Work required » Your answer is a single number: how many lines hold the word "grave"?

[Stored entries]
=-=-=-=-=
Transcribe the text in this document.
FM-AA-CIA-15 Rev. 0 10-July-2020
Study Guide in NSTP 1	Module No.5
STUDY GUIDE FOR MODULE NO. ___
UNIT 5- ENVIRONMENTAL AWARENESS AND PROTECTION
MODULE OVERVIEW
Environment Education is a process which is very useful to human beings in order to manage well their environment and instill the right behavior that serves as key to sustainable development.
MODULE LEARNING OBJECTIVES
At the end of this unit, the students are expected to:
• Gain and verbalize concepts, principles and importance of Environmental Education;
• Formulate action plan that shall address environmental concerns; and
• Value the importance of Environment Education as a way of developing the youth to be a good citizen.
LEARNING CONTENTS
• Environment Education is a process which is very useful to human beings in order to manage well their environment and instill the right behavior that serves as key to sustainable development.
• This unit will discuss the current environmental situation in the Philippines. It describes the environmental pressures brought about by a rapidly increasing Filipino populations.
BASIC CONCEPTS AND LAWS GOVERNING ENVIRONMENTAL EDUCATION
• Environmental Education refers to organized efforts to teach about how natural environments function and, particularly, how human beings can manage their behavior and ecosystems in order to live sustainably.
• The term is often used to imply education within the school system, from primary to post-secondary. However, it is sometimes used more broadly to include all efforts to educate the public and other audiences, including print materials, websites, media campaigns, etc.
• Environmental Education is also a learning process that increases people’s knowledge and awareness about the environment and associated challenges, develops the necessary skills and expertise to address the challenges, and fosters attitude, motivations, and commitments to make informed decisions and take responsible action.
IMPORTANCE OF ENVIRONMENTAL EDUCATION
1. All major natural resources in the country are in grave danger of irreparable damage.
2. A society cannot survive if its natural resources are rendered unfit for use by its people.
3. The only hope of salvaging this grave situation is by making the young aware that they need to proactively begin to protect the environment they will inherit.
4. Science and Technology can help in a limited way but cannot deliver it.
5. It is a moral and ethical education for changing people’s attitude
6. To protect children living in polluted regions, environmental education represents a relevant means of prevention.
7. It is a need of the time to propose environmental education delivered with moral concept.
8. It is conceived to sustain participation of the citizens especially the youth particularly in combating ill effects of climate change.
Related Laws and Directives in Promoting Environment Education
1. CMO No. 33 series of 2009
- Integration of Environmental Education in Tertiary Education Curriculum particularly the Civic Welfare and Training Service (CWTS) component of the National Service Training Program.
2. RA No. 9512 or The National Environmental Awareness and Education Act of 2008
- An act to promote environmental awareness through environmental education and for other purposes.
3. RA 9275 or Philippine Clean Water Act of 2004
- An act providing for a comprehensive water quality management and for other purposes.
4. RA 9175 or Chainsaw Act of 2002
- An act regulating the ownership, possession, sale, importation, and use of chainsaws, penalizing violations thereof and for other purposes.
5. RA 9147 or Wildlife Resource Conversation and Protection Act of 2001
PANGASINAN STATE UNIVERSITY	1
=-=-=-=-=
Complete answer » 2